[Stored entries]
################

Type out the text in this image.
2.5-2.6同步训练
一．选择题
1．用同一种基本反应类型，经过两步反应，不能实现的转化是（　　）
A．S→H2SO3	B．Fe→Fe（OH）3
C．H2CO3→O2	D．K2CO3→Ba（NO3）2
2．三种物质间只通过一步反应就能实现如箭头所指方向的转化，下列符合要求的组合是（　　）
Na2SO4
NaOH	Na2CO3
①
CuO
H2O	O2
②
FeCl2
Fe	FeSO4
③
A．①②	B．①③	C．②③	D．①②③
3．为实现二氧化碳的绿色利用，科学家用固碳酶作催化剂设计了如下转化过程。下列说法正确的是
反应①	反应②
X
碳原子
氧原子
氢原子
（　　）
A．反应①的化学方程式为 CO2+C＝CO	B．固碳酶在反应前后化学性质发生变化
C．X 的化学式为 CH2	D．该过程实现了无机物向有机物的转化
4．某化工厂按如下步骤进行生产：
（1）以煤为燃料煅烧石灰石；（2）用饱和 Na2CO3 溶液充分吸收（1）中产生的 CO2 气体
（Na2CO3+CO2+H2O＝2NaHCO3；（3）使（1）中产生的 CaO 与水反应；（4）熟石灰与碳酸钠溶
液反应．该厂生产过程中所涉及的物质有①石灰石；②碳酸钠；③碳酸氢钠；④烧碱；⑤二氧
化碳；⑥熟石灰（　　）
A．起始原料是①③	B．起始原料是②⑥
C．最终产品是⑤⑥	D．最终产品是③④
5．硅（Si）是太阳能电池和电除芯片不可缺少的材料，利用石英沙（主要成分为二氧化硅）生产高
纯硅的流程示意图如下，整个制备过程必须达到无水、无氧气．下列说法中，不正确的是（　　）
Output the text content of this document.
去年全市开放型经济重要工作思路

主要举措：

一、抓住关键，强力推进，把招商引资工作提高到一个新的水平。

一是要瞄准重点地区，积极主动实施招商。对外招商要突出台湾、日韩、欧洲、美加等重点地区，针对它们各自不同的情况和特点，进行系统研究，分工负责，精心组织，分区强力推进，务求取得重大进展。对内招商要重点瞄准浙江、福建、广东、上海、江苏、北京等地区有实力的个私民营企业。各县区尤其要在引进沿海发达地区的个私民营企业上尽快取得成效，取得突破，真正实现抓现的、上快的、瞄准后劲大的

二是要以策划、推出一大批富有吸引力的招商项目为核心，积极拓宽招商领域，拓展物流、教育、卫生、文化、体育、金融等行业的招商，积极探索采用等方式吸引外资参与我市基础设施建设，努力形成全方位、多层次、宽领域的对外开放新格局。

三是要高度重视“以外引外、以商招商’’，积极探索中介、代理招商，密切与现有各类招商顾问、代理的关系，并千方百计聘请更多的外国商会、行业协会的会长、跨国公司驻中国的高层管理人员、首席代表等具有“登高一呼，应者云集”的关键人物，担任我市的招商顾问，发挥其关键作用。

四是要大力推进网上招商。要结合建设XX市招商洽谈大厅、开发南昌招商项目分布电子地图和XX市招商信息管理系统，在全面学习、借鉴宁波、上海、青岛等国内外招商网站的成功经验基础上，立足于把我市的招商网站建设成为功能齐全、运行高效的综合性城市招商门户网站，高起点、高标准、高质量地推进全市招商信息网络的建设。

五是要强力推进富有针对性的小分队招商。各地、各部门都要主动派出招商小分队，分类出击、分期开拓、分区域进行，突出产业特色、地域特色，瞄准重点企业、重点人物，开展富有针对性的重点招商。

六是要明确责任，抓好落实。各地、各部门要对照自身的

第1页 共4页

################

(EXERCISE DETAILS): Work out the number of lines above that include the string "中产生的" and write only that number.

(THE SOLUTION): 2